Records provided:
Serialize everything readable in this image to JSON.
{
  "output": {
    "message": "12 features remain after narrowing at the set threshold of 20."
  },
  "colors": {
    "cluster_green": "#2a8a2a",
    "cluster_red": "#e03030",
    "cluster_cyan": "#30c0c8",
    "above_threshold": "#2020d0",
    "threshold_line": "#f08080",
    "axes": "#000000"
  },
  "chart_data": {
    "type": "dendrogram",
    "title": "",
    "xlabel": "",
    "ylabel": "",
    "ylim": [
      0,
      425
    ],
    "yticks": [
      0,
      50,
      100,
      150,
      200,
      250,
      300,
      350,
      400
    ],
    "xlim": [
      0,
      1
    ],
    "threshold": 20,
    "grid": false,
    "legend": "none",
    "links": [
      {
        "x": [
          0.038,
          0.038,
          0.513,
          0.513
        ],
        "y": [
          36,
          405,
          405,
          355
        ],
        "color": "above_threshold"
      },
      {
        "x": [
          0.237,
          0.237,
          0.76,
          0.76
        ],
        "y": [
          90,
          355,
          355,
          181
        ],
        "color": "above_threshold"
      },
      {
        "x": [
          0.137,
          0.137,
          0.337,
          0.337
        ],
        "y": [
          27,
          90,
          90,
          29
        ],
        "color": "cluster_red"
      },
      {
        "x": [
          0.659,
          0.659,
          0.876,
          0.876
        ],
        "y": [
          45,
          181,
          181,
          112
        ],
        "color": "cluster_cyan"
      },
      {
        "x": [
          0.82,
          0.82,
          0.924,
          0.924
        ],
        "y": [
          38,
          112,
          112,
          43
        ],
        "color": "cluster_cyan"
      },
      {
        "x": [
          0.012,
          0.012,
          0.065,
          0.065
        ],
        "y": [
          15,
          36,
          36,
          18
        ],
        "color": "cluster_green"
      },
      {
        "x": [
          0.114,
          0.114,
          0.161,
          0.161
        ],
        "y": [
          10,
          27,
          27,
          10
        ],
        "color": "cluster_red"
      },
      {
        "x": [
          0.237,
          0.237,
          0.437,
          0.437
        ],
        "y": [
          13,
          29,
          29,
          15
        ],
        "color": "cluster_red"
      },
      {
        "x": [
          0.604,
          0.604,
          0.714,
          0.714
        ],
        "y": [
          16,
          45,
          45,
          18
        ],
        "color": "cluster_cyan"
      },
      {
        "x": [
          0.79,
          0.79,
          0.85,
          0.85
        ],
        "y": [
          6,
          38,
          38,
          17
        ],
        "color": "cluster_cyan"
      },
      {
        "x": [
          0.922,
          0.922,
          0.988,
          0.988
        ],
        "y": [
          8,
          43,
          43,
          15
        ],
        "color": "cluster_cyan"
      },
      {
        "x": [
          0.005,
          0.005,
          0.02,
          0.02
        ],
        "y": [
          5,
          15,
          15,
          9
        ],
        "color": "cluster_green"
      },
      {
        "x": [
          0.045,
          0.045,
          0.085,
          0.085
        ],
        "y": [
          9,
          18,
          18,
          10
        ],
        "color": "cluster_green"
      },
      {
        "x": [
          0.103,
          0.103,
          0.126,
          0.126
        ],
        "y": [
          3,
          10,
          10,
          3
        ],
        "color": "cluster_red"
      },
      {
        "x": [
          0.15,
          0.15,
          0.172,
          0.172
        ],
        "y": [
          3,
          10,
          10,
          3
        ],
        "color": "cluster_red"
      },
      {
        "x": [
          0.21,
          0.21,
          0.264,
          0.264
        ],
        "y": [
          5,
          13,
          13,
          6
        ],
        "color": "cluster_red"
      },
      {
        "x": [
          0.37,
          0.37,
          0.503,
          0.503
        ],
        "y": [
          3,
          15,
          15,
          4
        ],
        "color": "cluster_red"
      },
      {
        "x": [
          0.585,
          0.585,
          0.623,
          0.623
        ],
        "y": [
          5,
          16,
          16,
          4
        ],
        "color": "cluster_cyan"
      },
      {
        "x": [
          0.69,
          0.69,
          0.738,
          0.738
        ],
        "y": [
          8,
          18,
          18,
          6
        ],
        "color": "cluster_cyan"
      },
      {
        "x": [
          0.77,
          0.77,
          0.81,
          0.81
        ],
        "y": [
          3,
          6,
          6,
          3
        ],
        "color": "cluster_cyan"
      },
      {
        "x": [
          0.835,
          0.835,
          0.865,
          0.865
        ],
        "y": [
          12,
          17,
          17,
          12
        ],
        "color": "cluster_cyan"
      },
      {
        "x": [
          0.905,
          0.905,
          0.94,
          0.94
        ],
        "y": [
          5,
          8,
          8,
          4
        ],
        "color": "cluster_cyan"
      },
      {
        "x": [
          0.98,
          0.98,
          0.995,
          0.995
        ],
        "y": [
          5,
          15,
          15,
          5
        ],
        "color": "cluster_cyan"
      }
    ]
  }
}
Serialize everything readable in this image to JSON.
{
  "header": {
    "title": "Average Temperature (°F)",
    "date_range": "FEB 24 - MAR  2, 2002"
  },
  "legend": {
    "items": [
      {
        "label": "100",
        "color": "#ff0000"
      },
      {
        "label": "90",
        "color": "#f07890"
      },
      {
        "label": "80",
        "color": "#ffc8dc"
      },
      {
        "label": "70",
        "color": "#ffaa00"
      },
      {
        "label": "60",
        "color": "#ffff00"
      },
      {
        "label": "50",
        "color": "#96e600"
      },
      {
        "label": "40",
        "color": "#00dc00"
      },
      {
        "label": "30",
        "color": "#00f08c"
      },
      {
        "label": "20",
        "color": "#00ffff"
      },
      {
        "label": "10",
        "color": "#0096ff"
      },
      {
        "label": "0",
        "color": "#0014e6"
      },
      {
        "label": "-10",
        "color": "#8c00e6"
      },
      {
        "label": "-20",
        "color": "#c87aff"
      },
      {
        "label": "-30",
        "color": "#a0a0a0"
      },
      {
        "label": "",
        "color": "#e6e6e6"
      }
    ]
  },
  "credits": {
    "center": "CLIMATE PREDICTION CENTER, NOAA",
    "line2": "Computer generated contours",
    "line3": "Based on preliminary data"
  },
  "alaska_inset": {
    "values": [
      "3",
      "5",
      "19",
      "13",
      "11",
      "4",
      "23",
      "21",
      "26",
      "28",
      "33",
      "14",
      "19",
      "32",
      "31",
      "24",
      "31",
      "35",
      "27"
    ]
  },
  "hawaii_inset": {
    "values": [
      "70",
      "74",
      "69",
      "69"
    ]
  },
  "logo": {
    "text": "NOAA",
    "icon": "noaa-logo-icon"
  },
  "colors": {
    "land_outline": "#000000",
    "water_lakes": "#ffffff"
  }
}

Set exercise:
Reproduce the material verbatim, line by line.

Written response:
Serialize everything readable in this image to JSON.
{
  "output": {
    "message": "12 features remain after narrowing at the set threshold of 20."
  },
  "colors": {
    "cluster_green": "#2a8a2a",
    "cluster_red": "#e03030",
    "cluster_cyan": "#30c0c8",
    "above_threshold": "#2020d0",
    "threshold_line": "#f08080",
    "axes": "#000000"
  },
  "chart_data": {
    "type": "dendrogram",
    "title": "",
    "xlabel": "",
    "ylabel": "",
    "ylim": [
      0,
      425
    ],
    "yticks": [
      0,
      50,
      100,
      150,
      200,
      250,
      300,
      350,
      400
    ],
    "xlim": [
      0,
      1
    ],
    "threshold": 20,
    "grid": false,
    "legend": "none",
    "links": [
      {
        "x": [
          0.038,
          0.038,
          0.513,
          0.513
        ],
        "y": [
          36,
          405,
          405,
          355
        ],
        "color": "above_threshold"
      },
      {
        "x": [
          0.237,
          0.237,
          0.76,
          0.76
        ],
        "y": [
          90,
          355,
          355,
          181
        ],
        "color": "above_threshold"
      },
      {
        "x": [
          0.137,
          0.137,
          0.337,
          0.337
        ],
        "y": [
          27,
          90,
          90,
          29
        ],
        "color": "cluster_red"
      },
      {
        "x": [
          0.659,
          0.659,
          0.876,
          0.876
        ],
        "y": [
          45,
          181,
          181,
          112
        ],
        "color": "cluster_cyan"
      },
      {
        "x": [
          0.82,
          0.82,
          0.924,
          0.924
        ],
        "y": [
          38,
          112,
          112,
          43
        ],
        "color": "cluster_cyan"
      },
      {
        "x": [
          0.012,
          0.012,
          0.065,
          0.065
        ],
        "y": [
          15,
          36,
          36,
          18
        ],
        "color": "cluster_green"
      },
      {
        "x": [
          0.114,
          0.114,
          0.161,
          0.161
        ],
        "y": [
          10,
          27,
          27,
          10
        ],
        "color": "cluster_red"
      },
      {
        "x": [
          0.237,
          0.237,
          0.437,
          0.437
        ],
        "y": [
          13,
          29,
          29,
          15
        ],
        "color": "cluster_red"
      },
      {
        "x": [
          0.604,
          0.604,
          0.714,
          0.714
        ],
        "y": [
          16,
          45,
          45,
          18
        ],
        "color": "cluster_cyan"
      },
      {
        "x": [
          0.79,
          0.79,
          0.85,
          0.85
        ],
        "y": [
          6,
          38,
          38,
          17
        ],
        "color": "cluster_cyan"
      },
      {
        "x": [
          0.922,
          0.922,
          0.988,
          0.988
        ],
        "y": [
          8,
          43,
          43,
          15
        ],
        "color": "cluster_cyan"
      },
      {
        "x": [
          0.005,
          0.005,
          0.02,
          0.02
        ],
        "y": [
          5,
          15,
          15,
          9
        ],
        "color": "cluster_green"
      },
      {
        "x": [
          0.045,
          0.045,
          0.085,
          0.085
        ],
        "y": [
          9,
          18,
          18,
          10
        ],
        "color": "cluster_green"
      },
      {
        "x": [
          0.103,
          0.103,
          0.126,
          0.126
        ],
        "y": [
          3,
          10,
          10,
          3
        ],
        "color": "cluster_red"
      },
      {
        "x": [
          0.15,
          0.15,
          0.172,
          0.172
        ],
        "y": [
          3,
          10,
          10,
          3
        ],
        "color": "cluster_red"
      },
      {
        "x": [
          0.21,
          0.21,
          0.264,
          0.264
        ],
        "y": [
          5,
          13,
          13,
          6
        ],
        "color": "cluster_red"
      },
      {
        "x": [
          0.37,
          0.37,
          0.503,
          0.503
        ],
        "y": [
          3,
          15,
          15,
          4
        ],
        "color": "cluster_red"
      },
      {
        "x": [
          0.585,
          0.585,
          0.623,
          0.623
        ],
        "y": [
          5,
          16,
          16,
          4
        ],
        "color": "cluster_cyan"
      },
      {
        "x": [
          0.69,
          0.69,
          0.738,
          0.738
        ],
        "y": [
          8,
          18,
          18,
          6
        ],
        "color": "cluster_cyan"
      },
      {
        "x": [
          0.77,
          0.77,
          0.81,
          0.81
        ],
        "y": [
          3,
          6,
          6,
          3
        ],
        "color": "cluster_cyan"
      },
      {
        "x": [
          0.835,
          0.835,
          0.865,
          0.865
        ],
        "y": [
          12,
          17,
          17,
          12
        ],
        "color": "cluster_cyan"
      },
      {
        "x": [
          0.905,
          0.905,
          0.94,
          0.94
        ],
        "y": [
          5,
          8,
          8,
          4
        ],
        "color": "cluster_cyan"
      },
      {
        "x": [
          0.98,
          0.98,
          0.995,
          0.995
        ],
        "y": [
          5,
          15,
          15,
          5
        ],
        "color": "cluster_cyan"
      }
    ]
  }
}
Serialize everything readable in this image to JSON.
{
  "header": {
    "title": "Average Temperature (°F)",
    "date_range": "FEB 24 - MAR  2, 2002"
  },
  "legend": {
    "items": [
      {
        "label": "100",
        "color": "#ff0000"
      },
      {
        "label": "90",
        "color": "#f07890"
      },
      {
        "label": "80",
        "color": "#ffc8dc"
      },
      {
        "label": "70",
        "color": "#ffaa00"
      },
      {
        "label": "60",
        "color": "#ffff00"
      },
      {
        "label": "50",
        "color": "#96e600"
      },
      {
        "label": "40",
        "color": "#00dc00"
      },
      {
        "label": "30",
        "color": "#00f08c"
      },
      {
        "label": "20",
        "color": "#00ffff"
      },
      {
        "label": "10",
        "color": "#0096ff"
      },
      {
        "label": "0",
        "color": "#0014e6"
      },
      {
        "label": "-10",
        "color": "#8c00e6"
      },
      {
        "label": "-20",
        "color": "#c87aff"
      },
      {
        "label": "-30",
        "color": "#a0a0a0"
      },
      {
        "label": "",
        "color": "#e6e6e6"
      }
    ]
  },
  "credits": {
    "center": "CLIMATE PREDICTION CENTER, NOAA",
    "line2": "Computer generated contours",
    "line3": "Based on preliminary data"
  },
  "alaska_inset": {
    "values": [
      "3",
      "5",
      "19",
      "13",
      "11",
      "4",
      "23",
      "21",
      "26",
      "28",
      "33",
      "14",
      "19",
      "32",
      "31",
      "24",
      "31",
      "35",
      "27"
    ]
  },
  "hawaii_inset": {
    "values": [
      "70",
      "74",
      "69",
      "69"
    ]
  },
  "logo": {
    "text": "NOAA",
    "icon": "noaa-logo-icon"
  },
  "colors": {
    "land_outline": "#000000",
    "water_lakes": "#ffffff"
  }
}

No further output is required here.